■ **WHAT TO WORK ON**: Give back every line exactly as it appears, pictures excluded.

■ **MATERIAL FOR THIS TASK**:

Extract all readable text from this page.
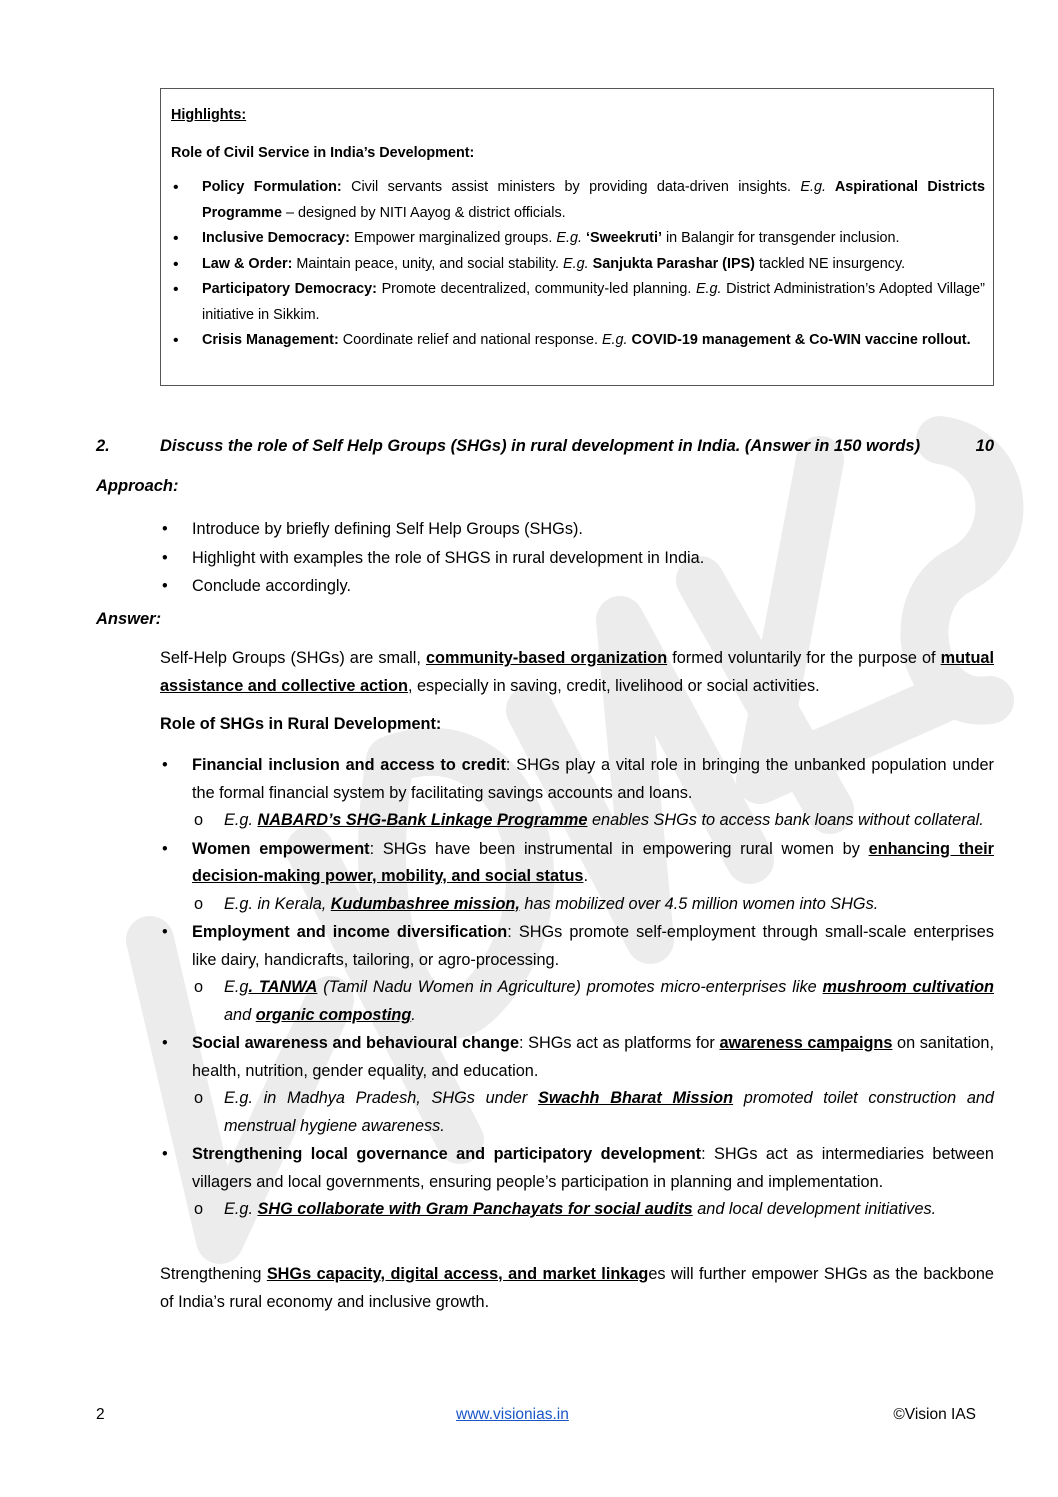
Highlights:
Role of Civil Service in India’s Development:
• Policy Formulation: Civil servants assist ministers by providing data-driven insights. E.g. Aspirational Districts Programme – designed by NITI Aayog & district officials.
• Inclusive Democracy: Empower marginalized groups. E.g. ‘Sweekruti’ in Balangir for transgender inclusion.
• Law & Order: Maintain peace, unity, and social stability. E.g. Sanjukta Parashar (IPS) tackled NE insurgency.
• Participatory Democracy: Promote decentralized, community-led planning. E.g. District Administration’s Adopted Village” initiative in Sikkim.
• Crisis Management: Coordinate relief and national response. E.g. COVID-19 management & Co-WIN vaccine rollout.
2.	Discuss the role of Self Help Groups (SHGs) in rural development in India. (Answer in 150 words)	10
Approach:
• Introduce by briefly defining Self Help Groups (SHGs).
• Highlight with examples the role of SHGS in rural development in India.
• Conclude accordingly.
Answer:
Self-Help Groups (SHGs) are small, community-based organization formed voluntarily for the purpose of mutual assistance and collective action, especially in saving, credit, livelihood or social activities.
Role of SHGs in Rural Development:
• Financial inclusion and access to credit: SHGs play a vital role in bringing the unbanked population under the formal financial system by facilitating savings accounts and loans.
o E.g. NABARD’s SHG-Bank Linkage Programme enables SHGs to access bank loans without collateral.
• Women empowerment: SHGs have been instrumental in empowering rural women by enhancing their decision-making power, mobility, and social status.
o E.g. in Kerala, Kudumbashree mission, has mobilized over 4.5 million women into SHGs.
• Employment and income diversification: SHGs promote self-employment through small-scale enterprises like dairy, handicrafts, tailoring, or agro-processing.
o E.g. TANWA (Tamil Nadu Women in Agriculture) promotes micro-enterprises like mushroom cultivation and organic composting.
• Social awareness and behavioural change: SHGs act as platforms for awareness campaigns on sanitation, health, nutrition, gender equality, and education.
o E.g. in Madhya Pradesh, SHGs under Swachh Bharat Mission promoted toilet construction and menstrual hygiene awareness.
• Strengthening local governance and participatory development: SHGs act as intermediaries between villagers and local governments, ensuring people’s participation in planning and implementation.
o E.g. SHG collaborate with Gram Panchayats for social audits and local development initiatives.
Strengthening SHGs capacity, digital access, and market linkages will further empower SHGs as the backbone of India’s rural economy and inclusive growth.
2	www.visionias.in	©Vision IAS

■ **SOLVED EXERCISE**:
Extract all readable text from this page.
Highlights:
Role of Civil Service in India’s Development:
• Policy Formulation: Civil servants assist ministers by providing data-driven insights. E.g. Aspirational Districts Programme – designed by NITI Aayog & district officials.
• Inclusive Democracy: Empower marginalized groups. E.g. ‘Sweekruti’ in Balangir for transgender inclusion.
• Law & Order: Maintain peace, unity, and social stability. E.g. Sanjukta Parashar (IPS) tackled NE insurgency.
• Participatory Democracy: Promote decentralized, community-led planning. E.g. District Administration’s Adopted Village” initiative in Sikkim.
• Crisis Management: Coordinate relief and national response. E.g. COVID-19 management & Co-WIN vaccine rollout.
2.	Discuss the role of Self Help Groups (SHGs) in rural development in India. (Answer in 150 words)	10
Approach:
• Introduce by briefly defining Self Help Groups (SHGs).
• Highlight with examples the role of SHGS in rural development in India.
• Conclude accordingly.
Answer:
Self-Help Groups (SHGs) are small, community-based organization formed voluntarily for the purpose of mutual assistance and collective action, especially in saving, credit, livelihood or social activities.
Role of SHGs in Rural Development:
• Financial inclusion and access to credit: SHGs play a vital role in bringing the unbanked population under the formal financial system by facilitating savings accounts and loans.
o E.g. NABARD’s SHG-Bank Linkage Programme enables SHGs to access bank loans without collateral.
• Women empowerment: SHGs have been instrumental in empowering rural women by enhancing their decision-making power, mobility, and social status.
o E.g. in Kerala, Kudumbashree mission, has mobilized over 4.5 million women into SHGs.
• Employment and income diversification: SHGs promote self-employment through small-scale enterprises like dairy, handicrafts, tailoring, or agro-processing.
o E.g. TANWA (Tamil Nadu Women in Agriculture) promotes micro-enterprises like mushroom cultivation and organic composting.
• Social awareness and behavioural change: SHGs act as platforms for awareness campaigns on sanitation, health, nutrition, gender equality, and education.
o E.g. in Madhya Pradesh, SHGs under Swachh Bharat Mission promoted toilet construction and menstrual hygiene awareness.
• Strengthening local governance and participatory development: SHGs act as intermediaries between villagers and local governments, ensuring people’s participation in planning and implementation.
o E.g. SHG collaborate with Gram Panchayats for social audits and local development initiatives.
Strengthening SHGs capacity, digital access, and market linkages will further empower SHGs as the backbone of India’s rural economy and inclusive growth.
2	www.visionias.in	©Vision IAS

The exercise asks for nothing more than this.